Figure data in JSON:
##############################

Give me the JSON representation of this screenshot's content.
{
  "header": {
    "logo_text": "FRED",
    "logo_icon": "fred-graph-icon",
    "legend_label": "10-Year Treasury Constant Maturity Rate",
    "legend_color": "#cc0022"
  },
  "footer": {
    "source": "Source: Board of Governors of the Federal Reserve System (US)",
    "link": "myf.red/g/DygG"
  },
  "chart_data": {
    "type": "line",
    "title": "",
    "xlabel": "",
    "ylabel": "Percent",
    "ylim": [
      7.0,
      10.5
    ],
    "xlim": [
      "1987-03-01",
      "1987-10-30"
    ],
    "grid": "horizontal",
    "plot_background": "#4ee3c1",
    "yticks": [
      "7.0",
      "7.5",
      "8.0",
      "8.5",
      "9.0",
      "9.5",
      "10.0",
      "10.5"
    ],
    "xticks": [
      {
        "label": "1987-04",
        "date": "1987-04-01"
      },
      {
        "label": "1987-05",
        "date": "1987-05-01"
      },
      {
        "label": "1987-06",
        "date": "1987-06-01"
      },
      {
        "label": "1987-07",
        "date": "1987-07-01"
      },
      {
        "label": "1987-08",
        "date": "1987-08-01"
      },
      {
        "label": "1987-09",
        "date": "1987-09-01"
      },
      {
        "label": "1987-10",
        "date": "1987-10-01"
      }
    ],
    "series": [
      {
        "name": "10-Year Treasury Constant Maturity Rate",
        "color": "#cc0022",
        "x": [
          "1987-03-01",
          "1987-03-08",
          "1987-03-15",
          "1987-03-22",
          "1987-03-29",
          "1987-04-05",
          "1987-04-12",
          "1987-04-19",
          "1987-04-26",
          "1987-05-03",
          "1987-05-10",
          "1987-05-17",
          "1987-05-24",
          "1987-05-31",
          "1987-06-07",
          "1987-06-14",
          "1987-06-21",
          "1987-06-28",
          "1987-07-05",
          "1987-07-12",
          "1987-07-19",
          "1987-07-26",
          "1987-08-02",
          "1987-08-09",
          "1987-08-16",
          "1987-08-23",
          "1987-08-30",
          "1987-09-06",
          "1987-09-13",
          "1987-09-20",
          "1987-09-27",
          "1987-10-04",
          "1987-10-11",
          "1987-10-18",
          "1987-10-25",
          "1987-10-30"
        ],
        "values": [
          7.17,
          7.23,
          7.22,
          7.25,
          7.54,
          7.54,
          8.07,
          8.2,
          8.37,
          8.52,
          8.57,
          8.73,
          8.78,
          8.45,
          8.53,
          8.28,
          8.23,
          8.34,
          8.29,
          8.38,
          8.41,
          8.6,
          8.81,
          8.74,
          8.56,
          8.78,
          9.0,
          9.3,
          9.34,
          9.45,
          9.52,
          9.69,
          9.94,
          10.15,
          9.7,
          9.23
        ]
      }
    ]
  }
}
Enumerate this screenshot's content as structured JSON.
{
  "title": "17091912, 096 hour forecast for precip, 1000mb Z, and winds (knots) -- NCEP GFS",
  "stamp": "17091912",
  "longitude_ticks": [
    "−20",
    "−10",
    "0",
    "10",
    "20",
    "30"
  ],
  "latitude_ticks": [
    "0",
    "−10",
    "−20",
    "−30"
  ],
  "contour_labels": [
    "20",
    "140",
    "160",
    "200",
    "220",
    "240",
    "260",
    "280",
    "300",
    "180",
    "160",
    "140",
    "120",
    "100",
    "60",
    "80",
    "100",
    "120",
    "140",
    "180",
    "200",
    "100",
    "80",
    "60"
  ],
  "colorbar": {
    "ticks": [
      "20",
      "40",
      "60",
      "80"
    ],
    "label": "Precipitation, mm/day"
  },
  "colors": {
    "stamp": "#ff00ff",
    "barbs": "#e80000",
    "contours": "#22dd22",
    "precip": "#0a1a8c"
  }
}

##############################

Task brief:
Report how many lines of the data contain the word "title", using the number alone.

Correct response:
2